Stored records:
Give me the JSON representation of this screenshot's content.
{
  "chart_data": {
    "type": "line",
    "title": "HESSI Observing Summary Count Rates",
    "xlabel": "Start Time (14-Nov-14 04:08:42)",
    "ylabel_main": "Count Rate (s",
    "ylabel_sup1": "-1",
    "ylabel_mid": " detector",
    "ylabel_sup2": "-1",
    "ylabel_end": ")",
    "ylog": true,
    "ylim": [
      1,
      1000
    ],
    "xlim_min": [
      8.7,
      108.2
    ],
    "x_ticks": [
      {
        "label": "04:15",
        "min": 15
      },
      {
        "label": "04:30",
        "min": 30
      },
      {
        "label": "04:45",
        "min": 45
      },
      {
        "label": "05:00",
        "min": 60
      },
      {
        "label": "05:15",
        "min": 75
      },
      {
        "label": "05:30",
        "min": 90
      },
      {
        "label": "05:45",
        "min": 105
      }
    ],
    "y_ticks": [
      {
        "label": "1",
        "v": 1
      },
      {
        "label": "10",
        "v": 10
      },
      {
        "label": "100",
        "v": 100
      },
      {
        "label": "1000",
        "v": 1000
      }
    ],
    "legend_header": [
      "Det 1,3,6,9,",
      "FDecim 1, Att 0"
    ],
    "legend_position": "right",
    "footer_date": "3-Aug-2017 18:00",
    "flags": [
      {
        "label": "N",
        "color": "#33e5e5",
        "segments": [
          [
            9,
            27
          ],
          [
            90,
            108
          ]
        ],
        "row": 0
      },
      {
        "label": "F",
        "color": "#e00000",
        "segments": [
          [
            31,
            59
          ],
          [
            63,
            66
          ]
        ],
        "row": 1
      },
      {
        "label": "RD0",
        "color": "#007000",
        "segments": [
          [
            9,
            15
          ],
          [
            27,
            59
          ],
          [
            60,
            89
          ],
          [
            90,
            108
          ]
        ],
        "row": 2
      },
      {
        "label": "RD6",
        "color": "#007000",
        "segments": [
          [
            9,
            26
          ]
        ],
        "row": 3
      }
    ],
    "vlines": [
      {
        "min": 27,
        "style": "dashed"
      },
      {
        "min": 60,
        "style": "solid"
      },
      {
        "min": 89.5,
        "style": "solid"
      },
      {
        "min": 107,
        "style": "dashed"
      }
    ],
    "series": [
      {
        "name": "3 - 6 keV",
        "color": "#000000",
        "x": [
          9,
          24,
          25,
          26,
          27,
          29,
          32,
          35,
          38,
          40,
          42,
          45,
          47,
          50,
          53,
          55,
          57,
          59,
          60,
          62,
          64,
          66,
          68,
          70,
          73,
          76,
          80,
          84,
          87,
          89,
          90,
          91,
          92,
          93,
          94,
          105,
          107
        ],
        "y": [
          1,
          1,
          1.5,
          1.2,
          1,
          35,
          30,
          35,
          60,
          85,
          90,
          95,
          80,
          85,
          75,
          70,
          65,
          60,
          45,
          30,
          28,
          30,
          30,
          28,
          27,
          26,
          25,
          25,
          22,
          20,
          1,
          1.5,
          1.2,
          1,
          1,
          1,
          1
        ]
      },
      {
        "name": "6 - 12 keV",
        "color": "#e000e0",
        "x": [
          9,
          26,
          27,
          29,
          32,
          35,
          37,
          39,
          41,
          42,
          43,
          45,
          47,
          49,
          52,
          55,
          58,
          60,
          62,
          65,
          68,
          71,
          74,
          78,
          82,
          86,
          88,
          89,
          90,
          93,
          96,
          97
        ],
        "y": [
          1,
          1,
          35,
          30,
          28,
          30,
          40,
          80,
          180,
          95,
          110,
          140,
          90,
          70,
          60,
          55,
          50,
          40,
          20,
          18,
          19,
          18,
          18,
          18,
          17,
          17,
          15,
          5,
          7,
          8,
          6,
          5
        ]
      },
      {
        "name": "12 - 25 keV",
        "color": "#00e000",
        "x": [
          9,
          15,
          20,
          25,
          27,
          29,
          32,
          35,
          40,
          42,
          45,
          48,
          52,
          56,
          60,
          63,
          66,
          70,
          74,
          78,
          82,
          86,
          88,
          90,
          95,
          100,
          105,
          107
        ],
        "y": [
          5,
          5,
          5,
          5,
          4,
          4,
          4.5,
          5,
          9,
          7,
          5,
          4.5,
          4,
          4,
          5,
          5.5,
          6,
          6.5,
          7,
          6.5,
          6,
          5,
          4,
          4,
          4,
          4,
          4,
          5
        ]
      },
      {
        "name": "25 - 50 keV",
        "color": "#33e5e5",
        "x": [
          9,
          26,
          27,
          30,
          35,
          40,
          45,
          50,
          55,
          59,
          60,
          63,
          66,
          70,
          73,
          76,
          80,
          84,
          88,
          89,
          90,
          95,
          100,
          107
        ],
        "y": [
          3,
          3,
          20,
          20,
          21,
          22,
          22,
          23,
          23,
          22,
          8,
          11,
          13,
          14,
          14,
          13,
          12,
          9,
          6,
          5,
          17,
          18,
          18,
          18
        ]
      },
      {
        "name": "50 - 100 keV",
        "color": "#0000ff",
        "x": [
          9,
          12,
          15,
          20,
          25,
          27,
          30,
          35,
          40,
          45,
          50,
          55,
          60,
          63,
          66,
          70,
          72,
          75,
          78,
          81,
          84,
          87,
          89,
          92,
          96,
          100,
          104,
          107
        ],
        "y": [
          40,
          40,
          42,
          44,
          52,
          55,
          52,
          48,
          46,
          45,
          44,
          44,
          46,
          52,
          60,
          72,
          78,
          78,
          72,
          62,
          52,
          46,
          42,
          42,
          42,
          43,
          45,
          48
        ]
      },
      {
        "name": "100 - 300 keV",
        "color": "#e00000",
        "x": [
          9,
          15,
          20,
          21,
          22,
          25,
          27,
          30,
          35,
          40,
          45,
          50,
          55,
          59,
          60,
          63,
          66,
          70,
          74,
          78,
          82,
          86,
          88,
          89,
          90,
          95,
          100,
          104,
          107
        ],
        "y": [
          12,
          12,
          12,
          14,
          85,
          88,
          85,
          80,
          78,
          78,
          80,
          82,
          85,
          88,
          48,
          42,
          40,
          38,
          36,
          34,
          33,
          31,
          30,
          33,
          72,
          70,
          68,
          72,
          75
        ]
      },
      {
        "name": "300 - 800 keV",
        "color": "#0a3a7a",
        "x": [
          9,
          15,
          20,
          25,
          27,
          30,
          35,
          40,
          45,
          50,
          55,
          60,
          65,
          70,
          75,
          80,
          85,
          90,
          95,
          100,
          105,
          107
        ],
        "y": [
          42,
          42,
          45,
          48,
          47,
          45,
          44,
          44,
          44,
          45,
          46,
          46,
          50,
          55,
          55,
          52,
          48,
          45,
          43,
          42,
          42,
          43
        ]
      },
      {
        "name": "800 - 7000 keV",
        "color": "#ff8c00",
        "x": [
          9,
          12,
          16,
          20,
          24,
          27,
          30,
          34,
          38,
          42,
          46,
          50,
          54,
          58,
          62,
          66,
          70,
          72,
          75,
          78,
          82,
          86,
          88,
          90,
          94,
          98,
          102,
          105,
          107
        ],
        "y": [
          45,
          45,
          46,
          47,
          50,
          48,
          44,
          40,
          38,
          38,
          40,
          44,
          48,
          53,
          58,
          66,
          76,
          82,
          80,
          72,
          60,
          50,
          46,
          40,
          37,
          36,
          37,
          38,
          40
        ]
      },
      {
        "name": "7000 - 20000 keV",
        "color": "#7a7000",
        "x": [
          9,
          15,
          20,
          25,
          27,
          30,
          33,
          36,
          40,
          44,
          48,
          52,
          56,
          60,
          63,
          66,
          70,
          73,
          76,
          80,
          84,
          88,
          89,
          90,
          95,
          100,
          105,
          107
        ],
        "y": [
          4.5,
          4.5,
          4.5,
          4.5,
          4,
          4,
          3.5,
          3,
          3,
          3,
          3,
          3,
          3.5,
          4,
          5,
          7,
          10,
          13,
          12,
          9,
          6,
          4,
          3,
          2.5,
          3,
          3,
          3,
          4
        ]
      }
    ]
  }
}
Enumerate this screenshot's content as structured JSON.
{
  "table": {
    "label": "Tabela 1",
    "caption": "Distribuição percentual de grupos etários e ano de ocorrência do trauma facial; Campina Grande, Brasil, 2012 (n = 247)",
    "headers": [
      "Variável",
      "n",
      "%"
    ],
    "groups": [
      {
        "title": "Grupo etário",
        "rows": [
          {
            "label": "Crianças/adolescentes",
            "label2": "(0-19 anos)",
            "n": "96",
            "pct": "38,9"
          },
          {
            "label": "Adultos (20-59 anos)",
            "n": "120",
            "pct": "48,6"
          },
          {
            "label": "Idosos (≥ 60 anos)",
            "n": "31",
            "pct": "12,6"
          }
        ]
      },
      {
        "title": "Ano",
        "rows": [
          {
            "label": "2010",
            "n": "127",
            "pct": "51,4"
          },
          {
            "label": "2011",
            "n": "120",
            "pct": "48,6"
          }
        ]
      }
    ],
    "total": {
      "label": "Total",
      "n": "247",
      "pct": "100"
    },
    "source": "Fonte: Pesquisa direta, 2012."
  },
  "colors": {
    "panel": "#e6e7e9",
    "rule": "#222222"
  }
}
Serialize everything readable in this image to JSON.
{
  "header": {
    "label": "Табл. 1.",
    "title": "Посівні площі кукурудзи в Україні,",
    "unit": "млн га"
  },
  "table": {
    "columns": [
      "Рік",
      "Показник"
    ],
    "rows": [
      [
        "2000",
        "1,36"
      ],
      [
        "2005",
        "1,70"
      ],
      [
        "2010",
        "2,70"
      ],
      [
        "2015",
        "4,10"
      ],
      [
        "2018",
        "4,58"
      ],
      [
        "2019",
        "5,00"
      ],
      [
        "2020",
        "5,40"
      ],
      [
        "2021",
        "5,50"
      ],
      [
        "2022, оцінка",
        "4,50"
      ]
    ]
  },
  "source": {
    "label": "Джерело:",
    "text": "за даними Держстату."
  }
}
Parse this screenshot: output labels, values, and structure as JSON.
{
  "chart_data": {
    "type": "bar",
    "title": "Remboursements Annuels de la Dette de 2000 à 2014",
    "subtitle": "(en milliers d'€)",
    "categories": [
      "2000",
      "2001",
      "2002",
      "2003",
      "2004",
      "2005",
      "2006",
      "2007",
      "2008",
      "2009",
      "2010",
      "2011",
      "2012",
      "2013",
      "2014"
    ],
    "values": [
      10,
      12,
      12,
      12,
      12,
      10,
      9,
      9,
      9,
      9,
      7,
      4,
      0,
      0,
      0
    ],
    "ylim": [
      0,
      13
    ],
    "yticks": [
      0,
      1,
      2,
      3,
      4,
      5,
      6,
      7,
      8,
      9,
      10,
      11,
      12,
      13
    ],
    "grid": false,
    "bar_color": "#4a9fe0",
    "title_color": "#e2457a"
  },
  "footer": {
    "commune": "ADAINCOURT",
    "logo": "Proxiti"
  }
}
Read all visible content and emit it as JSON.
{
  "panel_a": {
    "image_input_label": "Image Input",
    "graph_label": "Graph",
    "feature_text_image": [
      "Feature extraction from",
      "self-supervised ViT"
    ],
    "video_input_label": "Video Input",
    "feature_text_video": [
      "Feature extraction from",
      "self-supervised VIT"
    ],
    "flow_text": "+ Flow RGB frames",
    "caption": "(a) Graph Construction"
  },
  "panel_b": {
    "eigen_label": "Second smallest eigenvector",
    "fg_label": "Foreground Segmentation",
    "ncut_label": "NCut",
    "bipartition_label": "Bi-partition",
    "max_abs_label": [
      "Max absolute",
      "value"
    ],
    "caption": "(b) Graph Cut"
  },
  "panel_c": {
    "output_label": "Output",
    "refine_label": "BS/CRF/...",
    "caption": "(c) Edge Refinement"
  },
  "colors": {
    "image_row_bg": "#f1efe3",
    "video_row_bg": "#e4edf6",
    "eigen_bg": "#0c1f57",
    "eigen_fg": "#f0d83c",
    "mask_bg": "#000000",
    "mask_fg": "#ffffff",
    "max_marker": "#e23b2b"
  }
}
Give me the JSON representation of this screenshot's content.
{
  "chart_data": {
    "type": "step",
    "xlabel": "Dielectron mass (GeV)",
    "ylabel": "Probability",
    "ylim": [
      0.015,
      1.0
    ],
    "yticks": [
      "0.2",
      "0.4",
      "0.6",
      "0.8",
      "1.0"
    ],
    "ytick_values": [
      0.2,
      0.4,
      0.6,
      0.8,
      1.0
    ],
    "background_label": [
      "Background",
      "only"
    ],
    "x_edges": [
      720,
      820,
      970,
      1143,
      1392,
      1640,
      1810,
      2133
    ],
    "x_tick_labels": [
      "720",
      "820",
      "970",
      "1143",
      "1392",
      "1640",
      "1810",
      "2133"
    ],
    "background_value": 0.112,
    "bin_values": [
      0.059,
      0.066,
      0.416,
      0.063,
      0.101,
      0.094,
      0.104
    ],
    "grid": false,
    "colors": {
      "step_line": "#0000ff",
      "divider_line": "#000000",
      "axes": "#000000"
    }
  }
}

### EXERCISE DIRECTIONS:
Each line from the one containing "Read all visible content and emit it as JSON." to the end of the listing above should be copied exactly, and nothing else.

### TASK ANSWER:
Read all visible content and emit it as JSON.
{
  "panel_a": {
    "image_input_label": "Image Input",
    "graph_label": "Graph",
    "feature_text_image": [
      "Feature extraction from",
      "self-supervised ViT"
    ],
    "video_input_label": "Video Input",
    "feature_text_video": [
      "Feature extraction from",
      "self-supervised VIT"
    ],
    "flow_text": "+ Flow RGB frames",
    "caption": "(a) Graph Construction"
  },
  "panel_b": {
    "eigen_label": "Second smallest eigenvector",
    "fg_label": "Foreground Segmentation",
    "ncut_label": "NCut",
    "bipartition_label": "Bi-partition",
    "max_abs_label": [
      "Max absolute",
      "value"
    ],
    "caption": "(b) Graph Cut"
  },
  "panel_c": {
    "output_label": "Output",
    "refine_label": "BS/CRF/...",
    "caption": "(c) Edge Refinement"
  },
  "colors": {
    "image_row_bg": "#f1efe3",
    "video_row_bg": "#e4edf6",
    "eigen_bg": "#0c1f57",
    "eigen_fg": "#f0d83c",
    "mask_bg": "#000000",
    "mask_fg": "#ffffff",
    "max_marker": "#e23b2b"
  }
}
Give me the JSON representation of this screenshot's content.
{
  "chart_data": {
    "type": "step",
    "xlabel": "Dielectron mass (GeV)",
    "ylabel": "Probability",
    "ylim": [
      0.015,
      1.0
    ],
    "yticks": [
      "0.2",
      "0.4",
      "0.6",
      "0.8",
      "1.0"
    ],
    "ytick_values": [
      0.2,
      0.4,
      0.6,
      0.8,
      1.0
    ],
    "background_label": [
      "Background",
      "only"
    ],
    "x_edges": [
      720,
      820,
      970,
      1143,
      1392,
      1640,
      1810,
      2133
    ],
    "x_tick_labels": [
      "720",
      "820",
      "970",
      "1143",
      "1392",
      "1640",
      "1810",
      "2133"
    ],
    "background_value": 0.112,
    "bin_values": [
      0.059,
      0.066,
      0.416,
      0.063,
      0.101,
      0.094,
      0.104
    ],
    "grid": false,
    "colors": {
      "step_line": "#0000ff",
      "divider_line": "#000000",
      "axes": "#000000"
    }
  }
}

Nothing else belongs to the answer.